### Objective
State the number of lines in the material below that have "screenshot" in them, without any other text.

### Supplied information
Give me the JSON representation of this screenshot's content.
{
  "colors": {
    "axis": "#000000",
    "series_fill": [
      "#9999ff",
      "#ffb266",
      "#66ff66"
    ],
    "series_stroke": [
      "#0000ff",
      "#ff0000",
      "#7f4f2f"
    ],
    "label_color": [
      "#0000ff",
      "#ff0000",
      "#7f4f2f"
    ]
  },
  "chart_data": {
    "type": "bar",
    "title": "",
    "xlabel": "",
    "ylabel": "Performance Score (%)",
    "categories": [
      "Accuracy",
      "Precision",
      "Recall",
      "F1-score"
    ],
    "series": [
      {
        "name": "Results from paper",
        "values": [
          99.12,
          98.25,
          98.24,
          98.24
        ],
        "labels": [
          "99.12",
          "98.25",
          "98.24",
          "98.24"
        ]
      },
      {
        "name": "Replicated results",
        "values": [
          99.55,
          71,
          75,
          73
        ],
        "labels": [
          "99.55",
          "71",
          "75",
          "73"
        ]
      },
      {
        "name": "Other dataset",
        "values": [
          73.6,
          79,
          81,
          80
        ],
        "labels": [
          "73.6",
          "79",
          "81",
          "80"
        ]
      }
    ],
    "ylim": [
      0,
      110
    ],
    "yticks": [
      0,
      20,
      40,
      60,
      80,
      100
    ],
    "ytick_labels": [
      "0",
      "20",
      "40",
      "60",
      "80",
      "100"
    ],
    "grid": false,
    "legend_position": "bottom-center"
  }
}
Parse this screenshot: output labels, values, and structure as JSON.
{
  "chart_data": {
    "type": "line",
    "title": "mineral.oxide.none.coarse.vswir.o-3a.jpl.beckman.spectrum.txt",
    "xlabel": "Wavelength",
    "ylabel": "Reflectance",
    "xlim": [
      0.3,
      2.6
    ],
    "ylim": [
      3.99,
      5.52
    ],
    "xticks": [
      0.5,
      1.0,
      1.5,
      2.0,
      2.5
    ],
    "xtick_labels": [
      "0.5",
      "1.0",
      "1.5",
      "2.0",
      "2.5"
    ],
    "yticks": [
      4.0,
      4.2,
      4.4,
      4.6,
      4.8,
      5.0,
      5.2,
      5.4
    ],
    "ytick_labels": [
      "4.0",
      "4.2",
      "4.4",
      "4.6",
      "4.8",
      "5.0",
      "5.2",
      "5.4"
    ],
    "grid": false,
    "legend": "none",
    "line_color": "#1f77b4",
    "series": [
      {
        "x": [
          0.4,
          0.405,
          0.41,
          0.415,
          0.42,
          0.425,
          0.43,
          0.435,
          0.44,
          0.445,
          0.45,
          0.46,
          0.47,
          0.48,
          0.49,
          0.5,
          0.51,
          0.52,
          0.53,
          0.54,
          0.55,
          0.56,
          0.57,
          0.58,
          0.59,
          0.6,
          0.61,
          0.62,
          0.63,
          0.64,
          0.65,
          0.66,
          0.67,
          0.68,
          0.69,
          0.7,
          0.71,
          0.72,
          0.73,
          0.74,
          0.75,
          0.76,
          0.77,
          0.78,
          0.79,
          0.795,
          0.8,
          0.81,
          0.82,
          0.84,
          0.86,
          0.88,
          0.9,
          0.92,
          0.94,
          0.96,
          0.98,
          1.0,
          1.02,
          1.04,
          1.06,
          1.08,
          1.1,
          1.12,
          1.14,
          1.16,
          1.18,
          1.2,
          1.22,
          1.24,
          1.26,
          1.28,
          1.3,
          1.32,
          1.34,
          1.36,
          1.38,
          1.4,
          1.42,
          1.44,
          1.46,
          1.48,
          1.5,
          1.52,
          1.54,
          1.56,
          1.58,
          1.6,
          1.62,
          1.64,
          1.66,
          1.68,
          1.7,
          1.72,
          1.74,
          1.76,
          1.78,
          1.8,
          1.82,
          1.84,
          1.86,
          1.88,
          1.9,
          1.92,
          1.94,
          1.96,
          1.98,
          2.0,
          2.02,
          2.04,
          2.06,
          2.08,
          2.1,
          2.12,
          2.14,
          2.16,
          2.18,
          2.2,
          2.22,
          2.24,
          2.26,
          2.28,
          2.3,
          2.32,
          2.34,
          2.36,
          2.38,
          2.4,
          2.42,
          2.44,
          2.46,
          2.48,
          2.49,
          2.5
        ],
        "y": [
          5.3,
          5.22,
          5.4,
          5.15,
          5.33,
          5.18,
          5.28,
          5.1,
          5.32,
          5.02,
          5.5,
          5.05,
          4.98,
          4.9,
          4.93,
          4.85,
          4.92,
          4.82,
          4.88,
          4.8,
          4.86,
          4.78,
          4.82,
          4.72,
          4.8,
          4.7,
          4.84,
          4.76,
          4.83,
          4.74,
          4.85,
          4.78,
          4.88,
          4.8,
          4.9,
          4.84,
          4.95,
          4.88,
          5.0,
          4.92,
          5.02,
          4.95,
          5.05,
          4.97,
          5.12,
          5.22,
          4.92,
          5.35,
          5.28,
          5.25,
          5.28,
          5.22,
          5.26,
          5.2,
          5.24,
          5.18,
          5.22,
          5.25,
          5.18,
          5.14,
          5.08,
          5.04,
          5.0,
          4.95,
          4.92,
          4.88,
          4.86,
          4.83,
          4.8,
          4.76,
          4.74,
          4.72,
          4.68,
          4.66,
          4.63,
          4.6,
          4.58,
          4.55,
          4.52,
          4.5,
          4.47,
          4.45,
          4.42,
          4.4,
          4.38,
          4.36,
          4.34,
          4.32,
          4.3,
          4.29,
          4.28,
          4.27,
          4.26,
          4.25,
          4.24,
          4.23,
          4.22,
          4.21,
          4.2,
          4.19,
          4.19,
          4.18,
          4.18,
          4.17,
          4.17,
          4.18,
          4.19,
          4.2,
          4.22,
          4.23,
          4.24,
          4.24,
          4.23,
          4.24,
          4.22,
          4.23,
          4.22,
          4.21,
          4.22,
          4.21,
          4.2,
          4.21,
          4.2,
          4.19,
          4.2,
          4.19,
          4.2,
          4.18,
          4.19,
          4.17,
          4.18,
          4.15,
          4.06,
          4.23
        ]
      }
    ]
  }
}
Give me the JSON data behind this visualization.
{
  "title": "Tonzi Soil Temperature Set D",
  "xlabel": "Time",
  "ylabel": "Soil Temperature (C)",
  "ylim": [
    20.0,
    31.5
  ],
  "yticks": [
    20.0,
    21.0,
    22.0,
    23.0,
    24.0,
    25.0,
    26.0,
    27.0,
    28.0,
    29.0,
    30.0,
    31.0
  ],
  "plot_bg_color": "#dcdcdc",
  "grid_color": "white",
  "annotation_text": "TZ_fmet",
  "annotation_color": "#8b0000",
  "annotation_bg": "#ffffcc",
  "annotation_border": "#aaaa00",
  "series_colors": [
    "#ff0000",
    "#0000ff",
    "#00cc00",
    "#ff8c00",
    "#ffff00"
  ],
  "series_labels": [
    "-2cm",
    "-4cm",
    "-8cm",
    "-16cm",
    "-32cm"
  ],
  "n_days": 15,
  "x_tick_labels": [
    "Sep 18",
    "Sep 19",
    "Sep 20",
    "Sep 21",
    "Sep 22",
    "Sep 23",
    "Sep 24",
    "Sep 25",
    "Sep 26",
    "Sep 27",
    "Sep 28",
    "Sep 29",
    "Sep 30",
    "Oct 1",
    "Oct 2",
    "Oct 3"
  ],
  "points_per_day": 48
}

### The solution
2